The request =
Are you able to retype all the records below exactly?

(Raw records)
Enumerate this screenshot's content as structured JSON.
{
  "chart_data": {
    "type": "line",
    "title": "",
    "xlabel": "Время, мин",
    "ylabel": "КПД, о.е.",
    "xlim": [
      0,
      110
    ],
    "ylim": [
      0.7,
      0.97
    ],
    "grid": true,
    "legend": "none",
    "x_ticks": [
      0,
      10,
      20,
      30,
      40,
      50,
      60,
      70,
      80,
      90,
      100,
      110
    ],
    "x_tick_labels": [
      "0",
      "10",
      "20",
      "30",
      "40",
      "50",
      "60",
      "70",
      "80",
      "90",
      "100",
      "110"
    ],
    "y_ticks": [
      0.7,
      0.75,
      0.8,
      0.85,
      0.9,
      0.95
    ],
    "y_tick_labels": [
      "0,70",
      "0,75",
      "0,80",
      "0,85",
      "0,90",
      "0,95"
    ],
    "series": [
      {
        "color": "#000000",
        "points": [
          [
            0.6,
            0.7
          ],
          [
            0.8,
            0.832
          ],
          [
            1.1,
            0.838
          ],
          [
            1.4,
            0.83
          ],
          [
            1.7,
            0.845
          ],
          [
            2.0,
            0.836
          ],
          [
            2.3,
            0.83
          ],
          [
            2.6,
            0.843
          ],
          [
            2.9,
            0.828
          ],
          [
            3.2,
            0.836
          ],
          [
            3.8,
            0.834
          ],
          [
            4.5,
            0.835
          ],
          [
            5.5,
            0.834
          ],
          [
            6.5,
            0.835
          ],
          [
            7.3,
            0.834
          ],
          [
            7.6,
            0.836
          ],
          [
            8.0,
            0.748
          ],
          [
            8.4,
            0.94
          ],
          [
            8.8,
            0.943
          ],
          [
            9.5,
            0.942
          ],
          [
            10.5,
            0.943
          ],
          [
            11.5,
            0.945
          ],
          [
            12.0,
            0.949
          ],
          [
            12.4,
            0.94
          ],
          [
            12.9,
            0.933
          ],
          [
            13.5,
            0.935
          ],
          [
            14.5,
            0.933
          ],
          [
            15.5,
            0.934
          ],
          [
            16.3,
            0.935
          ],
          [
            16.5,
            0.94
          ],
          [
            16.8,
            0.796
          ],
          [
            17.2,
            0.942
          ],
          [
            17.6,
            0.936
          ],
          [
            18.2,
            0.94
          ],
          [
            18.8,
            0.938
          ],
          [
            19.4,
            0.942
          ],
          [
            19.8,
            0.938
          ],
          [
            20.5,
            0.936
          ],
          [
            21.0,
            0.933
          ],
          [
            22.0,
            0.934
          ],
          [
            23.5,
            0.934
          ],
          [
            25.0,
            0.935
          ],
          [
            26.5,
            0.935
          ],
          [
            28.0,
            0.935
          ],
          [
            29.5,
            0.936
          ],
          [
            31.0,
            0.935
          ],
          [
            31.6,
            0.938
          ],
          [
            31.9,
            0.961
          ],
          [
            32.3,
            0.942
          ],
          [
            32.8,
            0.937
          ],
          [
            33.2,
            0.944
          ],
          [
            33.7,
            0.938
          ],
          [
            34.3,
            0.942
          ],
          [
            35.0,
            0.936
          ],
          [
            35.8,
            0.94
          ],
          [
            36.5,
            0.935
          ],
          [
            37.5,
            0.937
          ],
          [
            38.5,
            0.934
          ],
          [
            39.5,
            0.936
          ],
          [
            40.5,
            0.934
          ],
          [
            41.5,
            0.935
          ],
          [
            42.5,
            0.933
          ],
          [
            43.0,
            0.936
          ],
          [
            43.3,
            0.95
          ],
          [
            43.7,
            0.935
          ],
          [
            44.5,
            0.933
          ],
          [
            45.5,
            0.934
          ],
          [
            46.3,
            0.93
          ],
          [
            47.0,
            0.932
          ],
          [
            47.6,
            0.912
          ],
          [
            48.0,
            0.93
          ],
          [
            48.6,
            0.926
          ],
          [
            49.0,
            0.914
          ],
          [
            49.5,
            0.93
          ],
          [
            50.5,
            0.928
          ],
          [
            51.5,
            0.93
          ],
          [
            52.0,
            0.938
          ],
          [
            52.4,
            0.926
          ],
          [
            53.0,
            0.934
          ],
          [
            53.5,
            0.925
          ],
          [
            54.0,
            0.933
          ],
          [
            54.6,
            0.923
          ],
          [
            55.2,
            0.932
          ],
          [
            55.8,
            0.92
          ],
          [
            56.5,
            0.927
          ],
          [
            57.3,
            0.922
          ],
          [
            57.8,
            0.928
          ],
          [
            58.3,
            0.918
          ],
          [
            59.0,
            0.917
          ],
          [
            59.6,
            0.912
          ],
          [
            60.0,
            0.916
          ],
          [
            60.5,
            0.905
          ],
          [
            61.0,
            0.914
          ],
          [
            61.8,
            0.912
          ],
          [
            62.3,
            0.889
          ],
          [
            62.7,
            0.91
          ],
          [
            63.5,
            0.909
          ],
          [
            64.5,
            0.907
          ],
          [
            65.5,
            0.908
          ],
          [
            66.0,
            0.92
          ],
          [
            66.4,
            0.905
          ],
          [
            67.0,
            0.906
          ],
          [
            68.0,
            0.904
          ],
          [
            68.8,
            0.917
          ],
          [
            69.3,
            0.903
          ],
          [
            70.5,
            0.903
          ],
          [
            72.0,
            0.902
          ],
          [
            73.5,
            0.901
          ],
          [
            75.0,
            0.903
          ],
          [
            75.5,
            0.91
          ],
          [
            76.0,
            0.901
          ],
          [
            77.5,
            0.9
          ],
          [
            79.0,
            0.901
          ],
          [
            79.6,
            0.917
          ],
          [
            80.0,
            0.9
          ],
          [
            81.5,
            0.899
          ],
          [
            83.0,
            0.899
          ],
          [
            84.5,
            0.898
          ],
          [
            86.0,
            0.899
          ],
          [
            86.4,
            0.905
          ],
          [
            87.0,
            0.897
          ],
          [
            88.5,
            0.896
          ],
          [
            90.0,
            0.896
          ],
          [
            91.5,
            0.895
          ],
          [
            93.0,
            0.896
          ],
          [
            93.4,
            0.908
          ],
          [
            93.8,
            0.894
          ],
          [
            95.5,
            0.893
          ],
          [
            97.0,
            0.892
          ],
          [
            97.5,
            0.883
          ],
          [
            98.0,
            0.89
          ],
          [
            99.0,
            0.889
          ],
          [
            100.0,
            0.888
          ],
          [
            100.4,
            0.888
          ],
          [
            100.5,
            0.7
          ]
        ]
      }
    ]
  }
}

Output of the task =
Enumerate this screenshot's content as structured JSON.
{
  "chart_data": {
    "type": "line",
    "title": "",
    "xlabel": "Время, мин",
    "ylabel": "КПД, о.е.",
    "xlim": [
      0,
      110
    ],
    "ylim": [
      0.7,
      0.97
    ],
    "grid": true,
    "legend": "none",
    "x_ticks": [
      0,
      10,
      20,
      30,
      40,
      50,
      60,
      70,
      80,
      90,
      100,
      110
    ],
    "x_tick_labels": [
      "0",
      "10",
      "20",
      "30",
      "40",
      "50",
      "60",
      "70",
      "80",
      "90",
      "100",
      "110"
    ],
    "y_ticks": [
      0.7,
      0.75,
      0.8,
      0.85,
      0.9,
      0.95
    ],
    "y_tick_labels": [
      "0,70",
      "0,75",
      "0,80",
      "0,85",
      "0,90",
      "0,95"
    ],
    "series": [
      {
        "color": "#000000",
        "points": [
          [
            0.6,
            0.7
          ],
          [
            0.8,
            0.832
          ],
          [
            1.1,
            0.838
          ],
          [
            1.4,
            0.83
          ],
          [
            1.7,
            0.845
          ],
          [
            2.0,
            0.836
          ],
          [
            2.3,
            0.83
          ],
          [
            2.6,
            0.843
          ],
          [
            2.9,
            0.828
          ],
          [
            3.2,
            0.836
          ],
          [
            3.8,
            0.834
          ],
          [
            4.5,
            0.835
          ],
          [
            5.5,
            0.834
          ],
          [
            6.5,
            0.835
          ],
          [
            7.3,
            0.834
          ],
          [
            7.6,
            0.836
          ],
          [
            8.0,
            0.748
          ],
          [
            8.4,
            0.94
          ],
          [
            8.8,
            0.943
          ],
          [
            9.5,
            0.942
          ],
          [
            10.5,
            0.943
          ],
          [
            11.5,
            0.945
          ],
          [
            12.0,
            0.949
          ],
          [
            12.4,
            0.94
          ],
          [
            12.9,
            0.933
          ],
          [
            13.5,
            0.935
          ],
          [
            14.5,
            0.933
          ],
          [
            15.5,
            0.934
          ],
          [
            16.3,
            0.935
          ],
          [
            16.5,
            0.94
          ],
          [
            16.8,
            0.796
          ],
          [
            17.2,
            0.942
          ],
          [
            17.6,
            0.936
          ],
          [
            18.2,
            0.94
          ],
          [
            18.8,
            0.938
          ],
          [
            19.4,
            0.942
          ],
          [
            19.8,
            0.938
          ],
          [
            20.5,
            0.936
          ],
          [
            21.0,
            0.933
          ],
          [
            22.0,
            0.934
          ],
          [
            23.5,
            0.934
          ],
          [
            25.0,
            0.935
          ],
          [
            26.5,
            0.935
          ],
          [
            28.0,
            0.935
          ],
          [
            29.5,
            0.936
          ],
          [
            31.0,
            0.935
          ],
          [
            31.6,
            0.938
          ],
          [
            31.9,
            0.961
          ],
          [
            32.3,
            0.942
          ],
          [
            32.8,
            0.937
          ],
          [
            33.2,
            0.944
          ],
          [
            33.7,
            0.938
          ],
          [
            34.3,
            0.942
          ],
          [
            35.0,
            0.936
          ],
          [
            35.8,
            0.94
          ],
          [
            36.5,
            0.935
          ],
          [
            37.5,
            0.937
          ],
          [
            38.5,
            0.934
          ],
          [
            39.5,
            0.936
          ],
          [
            40.5,
            0.934
          ],
          [
            41.5,
            0.935
          ],
          [
            42.5,
            0.933
          ],
          [
            43.0,
            0.936
          ],
          [
            43.3,
            0.95
          ],
          [
            43.7,
            0.935
          ],
          [
            44.5,
            0.933
          ],
          [
            45.5,
            0.934
          ],
          [
            46.3,
            0.93
          ],
          [
            47.0,
            0.932
          ],
          [
            47.6,
            0.912
          ],
          [
            48.0,
            0.93
          ],
          [
            48.6,
            0.926
          ],
          [
            49.0,
            0.914
          ],
          [
            49.5,
            0.93
          ],
          [
            50.5,
            0.928
          ],
          [
            51.5,
            0.93
          ],
          [
            52.0,
            0.938
          ],
          [
            52.4,
            0.926
          ],
          [
            53.0,
            0.934
          ],
          [
            53.5,
            0.925
          ],
          [
            54.0,
            0.933
          ],
          [
            54.6,
            0.923
          ],
          [
            55.2,
            0.932
          ],
          [
            55.8,
            0.92
          ],
          [
            56.5,
            0.927
          ],
          [
            57.3,
            0.922
          ],
          [
            57.8,
            0.928
          ],
          [
            58.3,
            0.918
          ],
          [
            59.0,
            0.917
          ],
          [
            59.6,
            0.912
          ],
          [
            60.0,
            0.916
          ],
          [
            60.5,
            0.905
          ],
          [
            61.0,
            0.914
          ],
          [
            61.8,
            0.912
          ],
          [
            62.3,
            0.889
          ],
          [
            62.7,
            0.91
          ],
          [
            63.5,
            0.909
          ],
          [
            64.5,
            0.907
          ],
          [
            65.5,
            0.908
          ],
          [
            66.0,
            0.92
          ],
          [
            66.4,
            0.905
          ],
          [
            67.0,
            0.906
          ],
          [
            68.0,
            0.904
          ],
          [
            68.8,
            0.917
          ],
          [
            69.3,
            0.903
          ],
          [
            70.5,
            0.903
          ],
          [
            72.0,
            0.902
          ],
          [
            73.5,
            0.901
          ],
          [
            75.0,
            0.903
          ],
          [
            75.5,
            0.91
          ],
          [
            76.0,
            0.901
          ],
          [
            77.5,
            0.9
          ],
          [
            79.0,
            0.901
          ],
          [
            79.6,
            0.917
          ],
          [
            80.0,
            0.9
          ],
          [
            81.5,
            0.899
          ],
          [
            83.0,
            0.899
          ],
          [
            84.5,
            0.898
          ],
          [
            86.0,
            0.899
          ],
          [
            86.4,
            0.905
          ],
          [
            87.0,
            0.897
          ],
          [
            88.5,
            0.896
          ],
          [
            90.0,
            0.896
          ],
          [
            91.5,
            0.895
          ],
          [
            93.0,
            0.896
          ],
          [
            93.4,
            0.908
          ],
          [
            93.8,
            0.894
          ],
          [
            95.5,
            0.893
          ],
          [
            97.0,
            0.892
          ],
          [
            97.5,
            0.883
          ],
          [
            98.0,
            0.89
          ],
          [
            99.0,
            0.889
          ],
          [
            100.0,
            0.888
          ],
          [
            100.4,
            0.888
          ],
          [
            100.5,
            0.7
          ]
        ]
      }
    ]
  }
}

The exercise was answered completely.